# Written problem:
Take every line that has the string "grid" and copy it out.
__________________________________________________
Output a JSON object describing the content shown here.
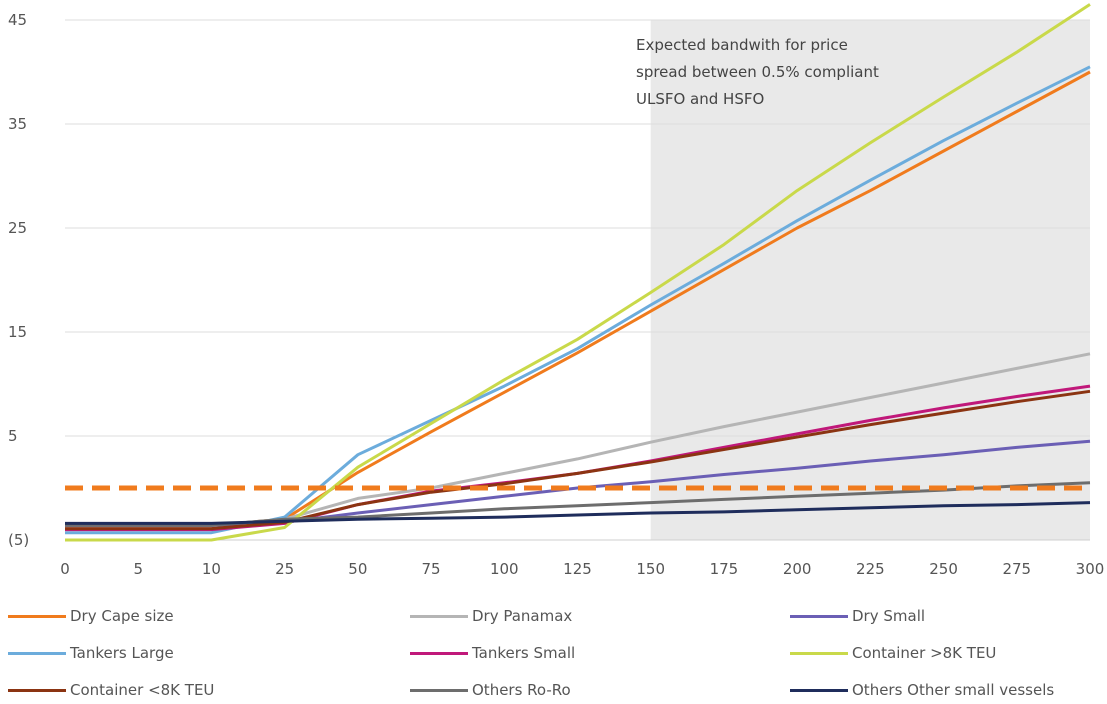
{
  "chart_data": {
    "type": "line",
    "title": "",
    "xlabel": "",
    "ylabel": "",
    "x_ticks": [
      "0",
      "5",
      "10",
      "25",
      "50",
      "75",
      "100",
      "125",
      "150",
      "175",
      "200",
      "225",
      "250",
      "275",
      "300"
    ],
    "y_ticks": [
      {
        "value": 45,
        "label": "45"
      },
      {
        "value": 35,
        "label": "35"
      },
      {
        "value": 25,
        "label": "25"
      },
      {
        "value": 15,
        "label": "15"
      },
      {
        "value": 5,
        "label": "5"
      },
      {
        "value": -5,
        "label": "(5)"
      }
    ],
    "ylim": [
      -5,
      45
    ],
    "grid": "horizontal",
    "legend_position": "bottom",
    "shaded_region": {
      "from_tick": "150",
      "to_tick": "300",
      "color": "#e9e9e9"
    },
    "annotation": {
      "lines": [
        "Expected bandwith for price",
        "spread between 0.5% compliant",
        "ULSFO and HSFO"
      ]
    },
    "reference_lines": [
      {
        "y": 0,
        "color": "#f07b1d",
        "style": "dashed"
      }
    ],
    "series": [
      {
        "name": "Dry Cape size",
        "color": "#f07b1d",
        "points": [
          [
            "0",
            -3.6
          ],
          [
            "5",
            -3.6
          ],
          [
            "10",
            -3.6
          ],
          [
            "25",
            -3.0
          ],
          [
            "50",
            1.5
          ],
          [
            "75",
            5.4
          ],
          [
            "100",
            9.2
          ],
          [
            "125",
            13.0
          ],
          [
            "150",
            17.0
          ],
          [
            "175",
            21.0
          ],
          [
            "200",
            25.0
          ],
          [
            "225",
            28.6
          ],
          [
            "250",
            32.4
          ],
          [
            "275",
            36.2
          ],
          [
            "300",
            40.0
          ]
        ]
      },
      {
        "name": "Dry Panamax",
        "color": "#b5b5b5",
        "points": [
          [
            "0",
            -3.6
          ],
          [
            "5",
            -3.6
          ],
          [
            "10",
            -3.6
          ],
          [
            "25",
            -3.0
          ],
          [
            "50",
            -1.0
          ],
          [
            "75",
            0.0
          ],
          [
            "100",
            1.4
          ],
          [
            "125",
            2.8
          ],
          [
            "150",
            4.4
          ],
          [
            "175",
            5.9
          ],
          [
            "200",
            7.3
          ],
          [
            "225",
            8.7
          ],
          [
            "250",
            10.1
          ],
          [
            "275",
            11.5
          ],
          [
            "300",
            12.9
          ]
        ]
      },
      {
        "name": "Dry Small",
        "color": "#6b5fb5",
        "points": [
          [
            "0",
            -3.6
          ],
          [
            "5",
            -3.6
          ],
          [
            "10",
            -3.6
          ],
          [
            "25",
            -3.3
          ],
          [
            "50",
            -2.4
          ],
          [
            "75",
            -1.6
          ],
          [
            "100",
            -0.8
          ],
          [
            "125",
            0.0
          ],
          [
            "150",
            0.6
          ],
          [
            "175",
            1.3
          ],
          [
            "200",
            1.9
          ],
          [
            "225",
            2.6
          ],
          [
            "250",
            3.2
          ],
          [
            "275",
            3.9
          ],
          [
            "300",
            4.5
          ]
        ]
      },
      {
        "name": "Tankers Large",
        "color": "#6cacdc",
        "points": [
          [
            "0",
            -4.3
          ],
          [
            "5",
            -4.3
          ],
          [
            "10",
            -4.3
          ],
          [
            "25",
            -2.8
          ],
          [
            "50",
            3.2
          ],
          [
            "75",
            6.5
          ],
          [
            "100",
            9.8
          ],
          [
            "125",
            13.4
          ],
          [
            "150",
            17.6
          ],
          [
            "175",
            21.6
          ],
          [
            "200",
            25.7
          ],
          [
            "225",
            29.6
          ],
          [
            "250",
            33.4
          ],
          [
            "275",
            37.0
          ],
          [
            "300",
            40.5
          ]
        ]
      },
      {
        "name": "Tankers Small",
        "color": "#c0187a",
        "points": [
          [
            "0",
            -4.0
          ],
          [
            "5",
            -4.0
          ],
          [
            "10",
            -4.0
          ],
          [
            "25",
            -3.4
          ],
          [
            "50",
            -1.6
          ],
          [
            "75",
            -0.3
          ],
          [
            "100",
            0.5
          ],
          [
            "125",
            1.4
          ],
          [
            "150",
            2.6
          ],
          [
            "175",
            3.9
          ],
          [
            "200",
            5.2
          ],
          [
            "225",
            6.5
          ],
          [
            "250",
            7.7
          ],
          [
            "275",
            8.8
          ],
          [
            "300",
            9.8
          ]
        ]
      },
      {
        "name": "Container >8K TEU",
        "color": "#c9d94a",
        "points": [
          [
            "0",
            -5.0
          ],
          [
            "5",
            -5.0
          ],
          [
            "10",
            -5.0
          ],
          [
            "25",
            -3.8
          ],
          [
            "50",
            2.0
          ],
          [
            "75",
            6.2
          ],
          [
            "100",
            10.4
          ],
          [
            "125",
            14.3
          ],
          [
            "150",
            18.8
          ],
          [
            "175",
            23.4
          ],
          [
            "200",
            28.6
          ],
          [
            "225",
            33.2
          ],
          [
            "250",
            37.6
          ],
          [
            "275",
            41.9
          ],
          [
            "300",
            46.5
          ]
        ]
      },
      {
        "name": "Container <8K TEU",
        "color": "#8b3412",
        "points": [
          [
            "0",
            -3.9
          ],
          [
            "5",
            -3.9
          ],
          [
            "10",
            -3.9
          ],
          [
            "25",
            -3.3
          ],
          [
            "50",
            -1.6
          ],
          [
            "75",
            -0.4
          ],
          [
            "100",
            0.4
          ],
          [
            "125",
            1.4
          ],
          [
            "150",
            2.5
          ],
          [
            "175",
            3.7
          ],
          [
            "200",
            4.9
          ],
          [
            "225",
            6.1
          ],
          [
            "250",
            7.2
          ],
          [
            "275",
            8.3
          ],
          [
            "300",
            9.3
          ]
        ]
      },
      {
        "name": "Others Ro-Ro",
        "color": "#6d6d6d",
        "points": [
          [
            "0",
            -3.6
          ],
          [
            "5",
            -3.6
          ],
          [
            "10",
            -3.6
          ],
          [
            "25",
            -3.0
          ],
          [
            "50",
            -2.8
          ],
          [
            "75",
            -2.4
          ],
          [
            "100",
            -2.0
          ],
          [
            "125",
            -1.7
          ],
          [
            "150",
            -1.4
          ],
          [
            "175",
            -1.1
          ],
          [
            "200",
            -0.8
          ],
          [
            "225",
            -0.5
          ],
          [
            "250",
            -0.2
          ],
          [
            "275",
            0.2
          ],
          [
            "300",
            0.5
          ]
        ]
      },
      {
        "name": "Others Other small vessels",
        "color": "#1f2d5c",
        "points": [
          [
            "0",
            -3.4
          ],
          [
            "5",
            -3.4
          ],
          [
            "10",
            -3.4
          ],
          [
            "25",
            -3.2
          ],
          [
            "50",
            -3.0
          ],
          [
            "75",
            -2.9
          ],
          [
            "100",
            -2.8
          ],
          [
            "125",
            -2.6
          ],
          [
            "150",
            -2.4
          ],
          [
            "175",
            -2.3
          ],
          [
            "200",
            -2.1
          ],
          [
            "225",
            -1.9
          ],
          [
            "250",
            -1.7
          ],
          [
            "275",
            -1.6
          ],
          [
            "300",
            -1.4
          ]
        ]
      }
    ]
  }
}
__________________________________________________
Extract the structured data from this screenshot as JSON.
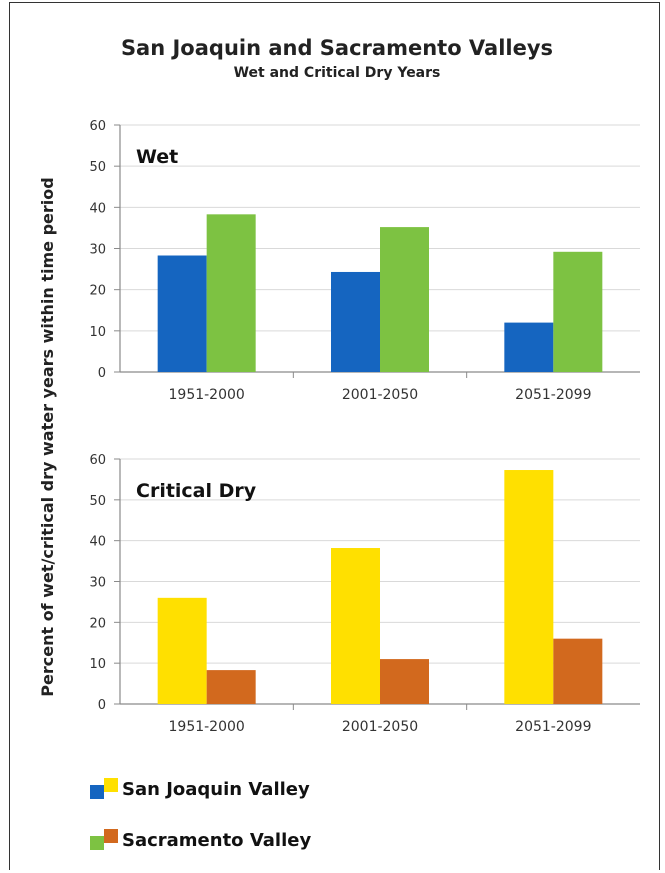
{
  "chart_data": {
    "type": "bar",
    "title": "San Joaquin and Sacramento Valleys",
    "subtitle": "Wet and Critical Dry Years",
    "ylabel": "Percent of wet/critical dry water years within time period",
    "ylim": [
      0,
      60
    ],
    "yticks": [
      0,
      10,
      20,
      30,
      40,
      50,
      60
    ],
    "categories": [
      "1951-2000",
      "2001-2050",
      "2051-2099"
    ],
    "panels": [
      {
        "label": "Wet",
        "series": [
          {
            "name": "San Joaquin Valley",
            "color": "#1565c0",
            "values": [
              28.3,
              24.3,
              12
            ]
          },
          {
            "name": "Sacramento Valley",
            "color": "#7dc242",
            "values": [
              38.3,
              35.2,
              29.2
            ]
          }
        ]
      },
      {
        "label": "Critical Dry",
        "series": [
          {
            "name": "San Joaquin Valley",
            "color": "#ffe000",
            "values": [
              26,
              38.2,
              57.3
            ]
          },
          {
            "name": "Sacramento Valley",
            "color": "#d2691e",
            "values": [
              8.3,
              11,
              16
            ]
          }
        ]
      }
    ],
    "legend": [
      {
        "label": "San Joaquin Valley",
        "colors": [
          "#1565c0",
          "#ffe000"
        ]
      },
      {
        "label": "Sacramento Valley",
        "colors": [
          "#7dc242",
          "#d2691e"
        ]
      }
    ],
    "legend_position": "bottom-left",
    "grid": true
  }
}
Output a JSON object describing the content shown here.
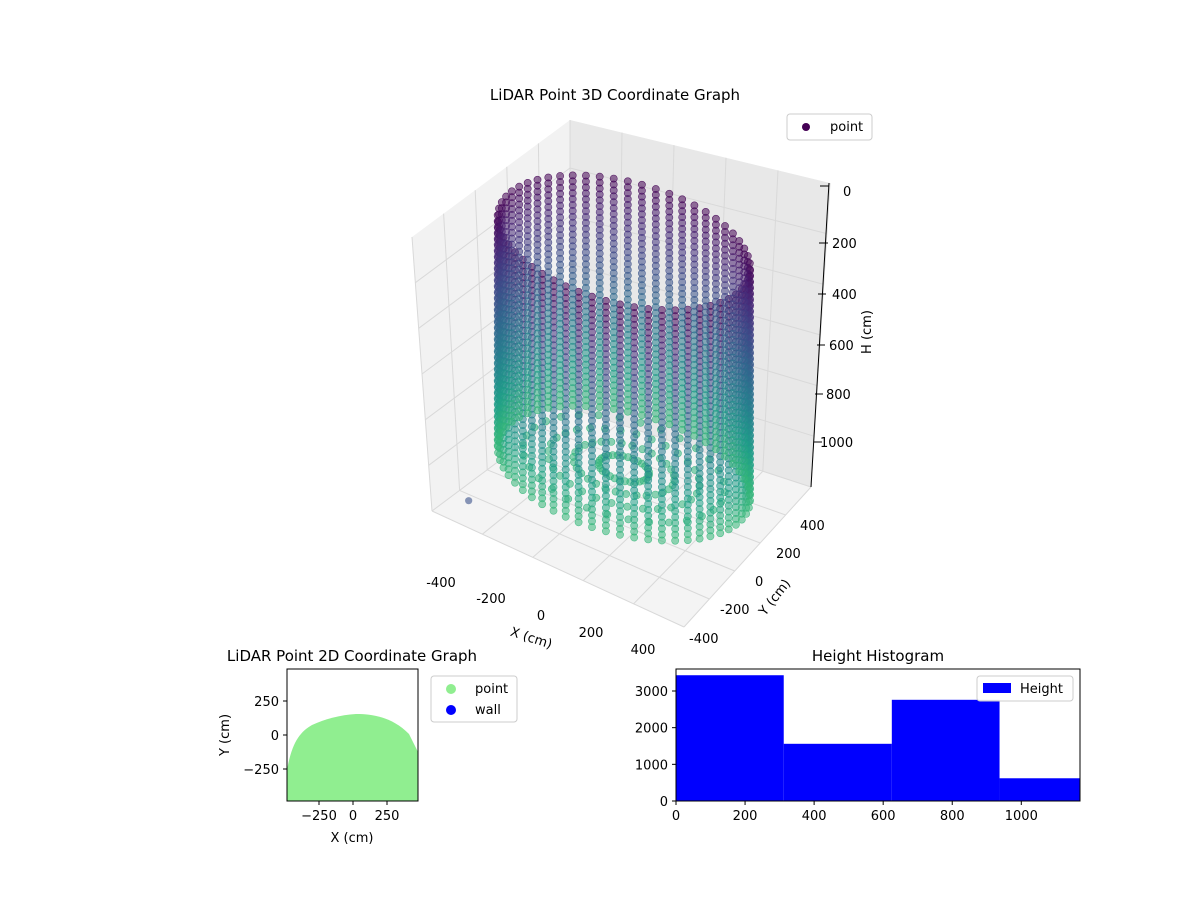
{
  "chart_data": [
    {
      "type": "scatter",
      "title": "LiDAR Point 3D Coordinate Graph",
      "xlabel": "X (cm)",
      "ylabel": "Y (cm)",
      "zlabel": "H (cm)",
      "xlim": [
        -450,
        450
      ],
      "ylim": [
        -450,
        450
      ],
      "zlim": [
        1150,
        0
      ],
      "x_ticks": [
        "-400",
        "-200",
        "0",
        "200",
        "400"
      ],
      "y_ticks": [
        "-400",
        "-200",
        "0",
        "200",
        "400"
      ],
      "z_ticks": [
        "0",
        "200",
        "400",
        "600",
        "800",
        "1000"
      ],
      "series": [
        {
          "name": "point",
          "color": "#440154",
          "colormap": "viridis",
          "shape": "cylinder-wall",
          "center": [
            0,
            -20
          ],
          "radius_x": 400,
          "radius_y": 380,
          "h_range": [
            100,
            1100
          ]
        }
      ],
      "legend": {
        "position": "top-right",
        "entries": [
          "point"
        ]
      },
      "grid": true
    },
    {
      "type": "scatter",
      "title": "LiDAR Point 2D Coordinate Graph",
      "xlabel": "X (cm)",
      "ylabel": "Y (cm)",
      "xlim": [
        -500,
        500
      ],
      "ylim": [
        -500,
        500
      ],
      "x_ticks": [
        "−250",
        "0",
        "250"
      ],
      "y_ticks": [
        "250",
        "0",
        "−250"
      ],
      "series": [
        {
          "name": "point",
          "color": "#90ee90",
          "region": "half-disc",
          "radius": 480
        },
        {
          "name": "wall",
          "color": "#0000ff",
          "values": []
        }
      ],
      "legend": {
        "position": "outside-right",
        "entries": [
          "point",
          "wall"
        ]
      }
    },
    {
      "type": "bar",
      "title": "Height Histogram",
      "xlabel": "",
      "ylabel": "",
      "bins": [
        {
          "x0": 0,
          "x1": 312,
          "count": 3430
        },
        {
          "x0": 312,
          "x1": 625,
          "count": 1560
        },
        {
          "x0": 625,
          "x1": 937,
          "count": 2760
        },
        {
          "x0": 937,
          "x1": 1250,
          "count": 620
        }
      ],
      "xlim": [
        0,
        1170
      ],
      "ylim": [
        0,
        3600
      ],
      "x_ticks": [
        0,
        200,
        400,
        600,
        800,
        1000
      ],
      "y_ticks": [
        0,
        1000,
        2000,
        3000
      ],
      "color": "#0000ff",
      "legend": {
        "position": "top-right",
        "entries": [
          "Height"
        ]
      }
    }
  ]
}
__________________________________________________
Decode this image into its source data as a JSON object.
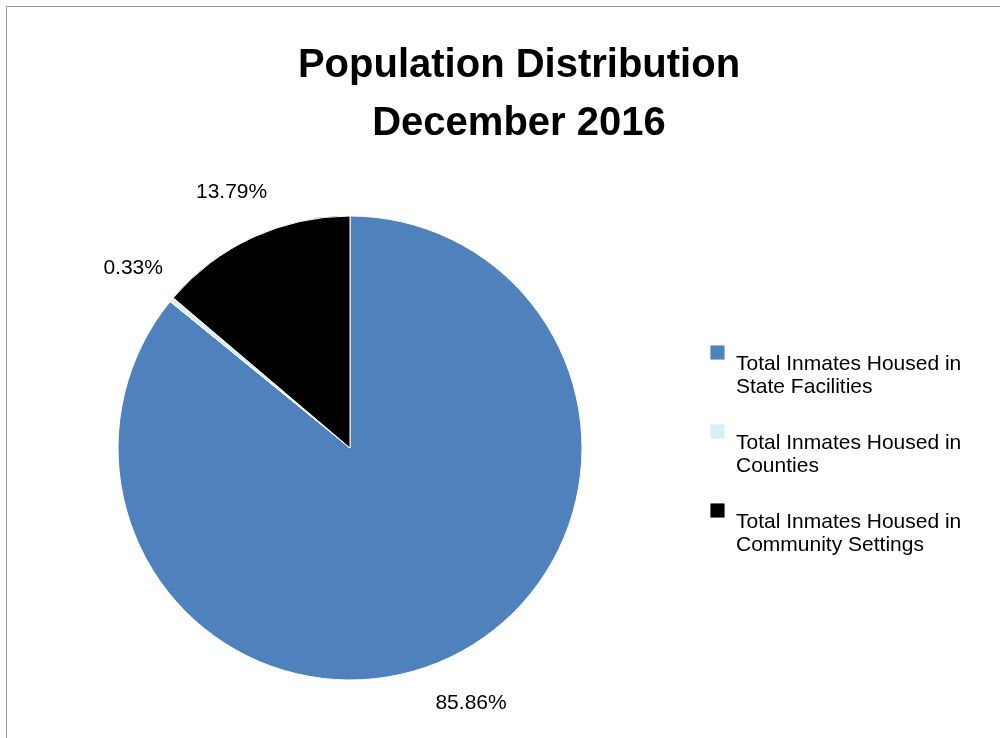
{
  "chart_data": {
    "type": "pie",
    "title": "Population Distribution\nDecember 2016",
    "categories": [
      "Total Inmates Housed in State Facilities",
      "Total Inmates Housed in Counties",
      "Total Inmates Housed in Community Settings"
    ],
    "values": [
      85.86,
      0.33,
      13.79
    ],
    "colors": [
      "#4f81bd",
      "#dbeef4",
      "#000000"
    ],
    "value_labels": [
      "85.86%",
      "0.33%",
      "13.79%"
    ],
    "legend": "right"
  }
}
__________________________________________________
# Task response:
    "grid": "horizontal",
    "grid": true
      "grid": true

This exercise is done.